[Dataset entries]
::::

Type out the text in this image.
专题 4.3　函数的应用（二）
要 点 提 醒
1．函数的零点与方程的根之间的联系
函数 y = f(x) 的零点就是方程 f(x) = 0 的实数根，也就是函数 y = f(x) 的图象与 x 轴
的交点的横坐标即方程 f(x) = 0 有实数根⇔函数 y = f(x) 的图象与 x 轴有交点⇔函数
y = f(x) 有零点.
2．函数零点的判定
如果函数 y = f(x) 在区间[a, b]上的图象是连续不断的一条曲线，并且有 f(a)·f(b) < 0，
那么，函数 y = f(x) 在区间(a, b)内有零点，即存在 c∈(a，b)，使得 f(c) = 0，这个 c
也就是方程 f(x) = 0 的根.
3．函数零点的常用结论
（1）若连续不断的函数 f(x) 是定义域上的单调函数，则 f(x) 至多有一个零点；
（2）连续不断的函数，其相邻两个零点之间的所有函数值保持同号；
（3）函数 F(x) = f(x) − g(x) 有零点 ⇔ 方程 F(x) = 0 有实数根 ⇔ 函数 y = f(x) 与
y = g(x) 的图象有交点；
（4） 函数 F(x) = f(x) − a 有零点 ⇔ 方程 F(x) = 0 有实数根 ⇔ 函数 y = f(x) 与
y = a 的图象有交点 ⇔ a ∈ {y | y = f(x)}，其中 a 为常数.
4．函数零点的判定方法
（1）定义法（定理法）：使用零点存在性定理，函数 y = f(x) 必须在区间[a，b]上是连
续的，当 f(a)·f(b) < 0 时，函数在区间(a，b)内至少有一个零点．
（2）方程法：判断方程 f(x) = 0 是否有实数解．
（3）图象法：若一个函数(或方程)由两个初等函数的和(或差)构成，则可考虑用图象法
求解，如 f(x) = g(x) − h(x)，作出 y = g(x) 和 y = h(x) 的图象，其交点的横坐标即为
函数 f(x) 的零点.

::::

- **Direction**:
Scan the listing above and identify each line holding the string "有实数根"; copy every such line.

- **Written solution**:
的交点的横坐标即方程 f(x) = 0 有实数根⇔函数 y = f(x) 的图象与 x 轴有交点⇔函数
（3）函数 F(x) = f(x) − g(x) 有零点 ⇔ 方程 F(x) = 0 有实数根 ⇔ 函数 y = f(x) 与
（4） 函数 F(x) = f(x) − a 有零点 ⇔ 方程 F(x) = 0 有实数根 ⇔ 函数 y = f(x) 与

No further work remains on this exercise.